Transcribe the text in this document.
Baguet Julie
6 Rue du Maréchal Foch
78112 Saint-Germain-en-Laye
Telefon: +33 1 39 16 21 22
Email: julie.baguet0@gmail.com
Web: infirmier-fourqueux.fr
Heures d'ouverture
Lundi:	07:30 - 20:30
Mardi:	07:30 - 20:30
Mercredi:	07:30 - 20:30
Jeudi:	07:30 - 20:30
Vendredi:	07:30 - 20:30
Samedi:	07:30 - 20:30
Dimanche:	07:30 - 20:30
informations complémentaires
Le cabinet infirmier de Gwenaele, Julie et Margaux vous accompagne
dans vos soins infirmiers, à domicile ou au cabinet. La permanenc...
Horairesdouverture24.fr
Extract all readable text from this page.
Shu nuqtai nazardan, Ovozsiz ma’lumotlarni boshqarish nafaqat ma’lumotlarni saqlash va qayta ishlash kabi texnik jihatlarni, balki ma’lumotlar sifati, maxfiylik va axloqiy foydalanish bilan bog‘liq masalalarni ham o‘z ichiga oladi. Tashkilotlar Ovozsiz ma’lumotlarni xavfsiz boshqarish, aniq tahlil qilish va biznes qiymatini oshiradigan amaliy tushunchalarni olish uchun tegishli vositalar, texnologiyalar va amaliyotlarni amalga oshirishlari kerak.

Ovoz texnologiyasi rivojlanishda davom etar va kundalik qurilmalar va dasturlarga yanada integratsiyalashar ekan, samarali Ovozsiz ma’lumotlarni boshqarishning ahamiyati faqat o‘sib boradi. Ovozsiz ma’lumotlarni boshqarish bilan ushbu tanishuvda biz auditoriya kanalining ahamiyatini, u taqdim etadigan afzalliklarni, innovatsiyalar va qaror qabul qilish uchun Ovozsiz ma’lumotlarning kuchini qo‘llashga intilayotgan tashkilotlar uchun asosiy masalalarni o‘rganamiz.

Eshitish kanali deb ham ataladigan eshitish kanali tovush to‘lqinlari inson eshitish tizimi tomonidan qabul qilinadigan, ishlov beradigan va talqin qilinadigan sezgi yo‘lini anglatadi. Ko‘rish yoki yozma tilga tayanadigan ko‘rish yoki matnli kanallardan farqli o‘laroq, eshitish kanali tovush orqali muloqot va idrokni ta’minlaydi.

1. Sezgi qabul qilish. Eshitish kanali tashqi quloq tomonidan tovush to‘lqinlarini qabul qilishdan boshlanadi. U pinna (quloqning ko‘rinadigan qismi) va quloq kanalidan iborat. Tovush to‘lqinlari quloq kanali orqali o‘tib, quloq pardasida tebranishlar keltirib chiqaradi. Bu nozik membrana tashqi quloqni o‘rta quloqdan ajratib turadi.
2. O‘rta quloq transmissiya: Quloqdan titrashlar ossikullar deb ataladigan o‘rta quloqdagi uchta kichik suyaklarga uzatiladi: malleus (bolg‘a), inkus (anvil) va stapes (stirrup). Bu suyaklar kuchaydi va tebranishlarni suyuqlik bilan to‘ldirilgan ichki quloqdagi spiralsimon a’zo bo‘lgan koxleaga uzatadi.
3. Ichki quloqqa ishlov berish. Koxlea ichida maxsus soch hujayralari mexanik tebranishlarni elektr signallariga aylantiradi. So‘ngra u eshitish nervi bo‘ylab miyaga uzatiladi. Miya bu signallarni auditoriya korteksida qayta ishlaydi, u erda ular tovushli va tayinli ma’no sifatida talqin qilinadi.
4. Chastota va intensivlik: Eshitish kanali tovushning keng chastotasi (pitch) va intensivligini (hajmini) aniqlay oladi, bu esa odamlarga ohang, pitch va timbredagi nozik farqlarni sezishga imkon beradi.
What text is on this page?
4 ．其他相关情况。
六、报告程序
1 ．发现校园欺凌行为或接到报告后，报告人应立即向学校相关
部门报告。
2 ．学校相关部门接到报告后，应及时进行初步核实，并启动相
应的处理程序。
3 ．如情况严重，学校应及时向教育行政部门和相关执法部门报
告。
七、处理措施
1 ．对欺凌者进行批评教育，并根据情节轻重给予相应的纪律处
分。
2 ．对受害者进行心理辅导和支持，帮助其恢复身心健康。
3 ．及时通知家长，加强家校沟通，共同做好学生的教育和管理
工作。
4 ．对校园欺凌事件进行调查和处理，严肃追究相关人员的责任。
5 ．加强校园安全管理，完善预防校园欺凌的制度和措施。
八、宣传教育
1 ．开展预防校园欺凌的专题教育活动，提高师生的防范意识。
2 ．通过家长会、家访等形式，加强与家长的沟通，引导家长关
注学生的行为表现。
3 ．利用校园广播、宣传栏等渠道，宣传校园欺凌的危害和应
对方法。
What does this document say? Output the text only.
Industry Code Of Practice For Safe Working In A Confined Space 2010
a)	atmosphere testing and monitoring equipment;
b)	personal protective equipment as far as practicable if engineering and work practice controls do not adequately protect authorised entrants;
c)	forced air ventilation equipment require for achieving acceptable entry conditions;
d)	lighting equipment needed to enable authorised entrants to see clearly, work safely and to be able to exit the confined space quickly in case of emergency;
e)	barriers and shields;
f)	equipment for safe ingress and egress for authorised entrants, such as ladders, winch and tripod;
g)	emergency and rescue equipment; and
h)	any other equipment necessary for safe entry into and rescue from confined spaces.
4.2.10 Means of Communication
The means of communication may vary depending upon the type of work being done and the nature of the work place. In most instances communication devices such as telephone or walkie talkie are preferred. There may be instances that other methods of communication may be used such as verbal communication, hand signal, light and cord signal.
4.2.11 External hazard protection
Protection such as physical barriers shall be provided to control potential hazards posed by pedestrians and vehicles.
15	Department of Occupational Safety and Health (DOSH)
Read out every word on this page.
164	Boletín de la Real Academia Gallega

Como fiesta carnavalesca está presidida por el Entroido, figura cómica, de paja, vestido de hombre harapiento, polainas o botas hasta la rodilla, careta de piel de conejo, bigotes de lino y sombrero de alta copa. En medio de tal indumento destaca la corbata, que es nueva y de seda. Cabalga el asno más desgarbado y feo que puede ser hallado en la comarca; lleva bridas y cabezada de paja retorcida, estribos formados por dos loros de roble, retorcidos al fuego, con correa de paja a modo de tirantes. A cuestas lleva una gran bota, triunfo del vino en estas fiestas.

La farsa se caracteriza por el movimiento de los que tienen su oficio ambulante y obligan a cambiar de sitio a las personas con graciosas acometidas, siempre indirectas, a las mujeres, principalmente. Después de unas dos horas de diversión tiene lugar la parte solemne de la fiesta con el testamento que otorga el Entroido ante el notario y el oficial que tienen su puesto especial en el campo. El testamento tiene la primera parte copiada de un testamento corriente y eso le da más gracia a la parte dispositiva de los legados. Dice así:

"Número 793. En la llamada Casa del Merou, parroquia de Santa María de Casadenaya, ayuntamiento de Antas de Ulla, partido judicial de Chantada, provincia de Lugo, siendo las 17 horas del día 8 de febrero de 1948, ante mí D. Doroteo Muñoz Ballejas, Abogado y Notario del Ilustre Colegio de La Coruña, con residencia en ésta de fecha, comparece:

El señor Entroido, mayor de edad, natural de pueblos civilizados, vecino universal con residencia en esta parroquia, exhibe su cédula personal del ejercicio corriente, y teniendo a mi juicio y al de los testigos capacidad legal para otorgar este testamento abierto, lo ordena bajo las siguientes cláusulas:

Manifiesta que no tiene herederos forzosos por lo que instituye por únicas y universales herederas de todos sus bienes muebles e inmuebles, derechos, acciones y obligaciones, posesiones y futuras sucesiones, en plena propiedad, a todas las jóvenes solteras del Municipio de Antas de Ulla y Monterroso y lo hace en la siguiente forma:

◆ ◆ ◆ ◆

§ Goal
Copy every line of the data that holds the string "nozik".

§ The answer
1. Sezgi qabul qilish. Eshitish kanali tashqi quloq tomonidan tovush to‘lqinlarini qabul qilishdan boshlanadi. U pinna (quloqning ko‘rinadigan qismi) va quloq kanalidan iborat. Tovush to‘lqinlari quloq kanali orqali o‘tib, quloq pardasida tebranishlar keltirib chiqaradi. Bu nozik membrana tashqi quloqni o‘rta quloqdan ajratib turadi.
4. Chastota va intensivlik: Eshitish kanali tovushning keng chastotasi (pitch) va intensivligini (hajmini) aniqlay oladi, bu esa odamlarga ohang, pitch va timbredagi nozik farqlarni sezishga imkon beradi.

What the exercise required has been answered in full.